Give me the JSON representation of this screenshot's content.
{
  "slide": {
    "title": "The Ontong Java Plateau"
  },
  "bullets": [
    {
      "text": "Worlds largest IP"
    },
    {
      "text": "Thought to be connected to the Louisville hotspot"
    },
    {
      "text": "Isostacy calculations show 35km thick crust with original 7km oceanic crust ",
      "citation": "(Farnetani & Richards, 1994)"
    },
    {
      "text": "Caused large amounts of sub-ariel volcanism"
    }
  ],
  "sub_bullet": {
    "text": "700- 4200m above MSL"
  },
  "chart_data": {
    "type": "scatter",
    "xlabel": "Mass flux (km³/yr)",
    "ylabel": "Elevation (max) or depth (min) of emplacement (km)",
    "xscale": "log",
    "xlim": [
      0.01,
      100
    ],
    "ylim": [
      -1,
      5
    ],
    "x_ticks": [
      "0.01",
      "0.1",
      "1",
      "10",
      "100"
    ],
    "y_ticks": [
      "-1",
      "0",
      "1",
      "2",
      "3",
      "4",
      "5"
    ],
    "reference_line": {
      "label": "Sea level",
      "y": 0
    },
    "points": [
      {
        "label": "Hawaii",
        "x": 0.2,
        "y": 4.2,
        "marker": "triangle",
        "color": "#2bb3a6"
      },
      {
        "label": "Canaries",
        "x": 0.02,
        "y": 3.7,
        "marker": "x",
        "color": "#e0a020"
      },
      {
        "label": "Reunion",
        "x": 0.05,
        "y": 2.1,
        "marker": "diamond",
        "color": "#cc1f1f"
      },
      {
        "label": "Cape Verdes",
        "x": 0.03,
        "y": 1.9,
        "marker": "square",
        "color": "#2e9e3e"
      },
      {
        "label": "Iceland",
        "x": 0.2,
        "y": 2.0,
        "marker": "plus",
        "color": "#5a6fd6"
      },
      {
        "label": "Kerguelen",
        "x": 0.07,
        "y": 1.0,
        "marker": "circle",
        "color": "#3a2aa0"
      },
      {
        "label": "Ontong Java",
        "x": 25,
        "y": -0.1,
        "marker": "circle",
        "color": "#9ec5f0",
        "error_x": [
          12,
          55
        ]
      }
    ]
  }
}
▬▬▬▬▬▬▬▬▬▬
#### WHAT NEEDS TO BE DONE
Your task is to print the whole listing again exactly.

#### EXERCISE SOLUTION
Give me the JSON representation of this screenshot's content.
{
  "slide": {
    "title": "The Ontong Java Plateau"
  },
  "bullets": [
    {
      "text": "Worlds largest IP"
    },
    {
      "text": "Thought to be connected to the Louisville hotspot"
    },
    {
      "text": "Isostacy calculations show 35km thick crust with original 7km oceanic crust ",
      "citation": "(Farnetani & Richards, 1994)"
    },
    {
      "text": "Caused large amounts of sub-ariel volcanism"
    }
  ],
  "sub_bullet": {
    "text": "700- 4200m above MSL"
  },
  "chart_data": {
    "type": "scatter",
    "xlabel": "Mass flux (km³/yr)",
    "ylabel": "Elevation (max) or depth (min) of emplacement (km)",
    "xscale": "log",
    "xlim": [
      0.01,
      100
    ],
    "ylim": [
      -1,
      5
    ],
    "x_ticks": [
      "0.01",
      "0.1",
      "1",
      "10",
      "100"
    ],
    "y_ticks": [
      "-1",
      "0",
      "1",
      "2",
      "3",
      "4",
      "5"
    ],
    "reference_line": {
      "label": "Sea level",
      "y": 0
    },
    "points": [
      {
        "label": "Hawaii",
        "x": 0.2,
        "y": 4.2,
        "marker": "triangle",
        "color": "#2bb3a6"
      },
      {
        "label": "Canaries",
        "x": 0.02,
        "y": 3.7,
        "marker": "x",
        "color": "#e0a020"
      },
      {
        "label": "Reunion",
        "x": 0.05,
        "y": 2.1,
        "marker": "diamond",
        "color": "#cc1f1f"
      },
      {
        "label": "Cape Verdes",
        "x": 0.03,
        "y": 1.9,
        "marker": "square",
        "color": "#2e9e3e"
      },
      {
        "label": "Iceland",
        "x": 0.2,
        "y": 2.0,
        "marker": "plus",
        "color": "#5a6fd6"
      },
      {
        "label": "Kerguelen",
        "x": 0.07,
        "y": 1.0,
        "marker": "circle",
        "color": "#3a2aa0"
      },
      {
        "label": "Ontong Java",
        "x": 25,
        "y": -0.1,
        "marker": "circle",
        "color": "#9ec5f0",
        "error_x": [
          12,
          55
        ]
      }
    ]
  }
}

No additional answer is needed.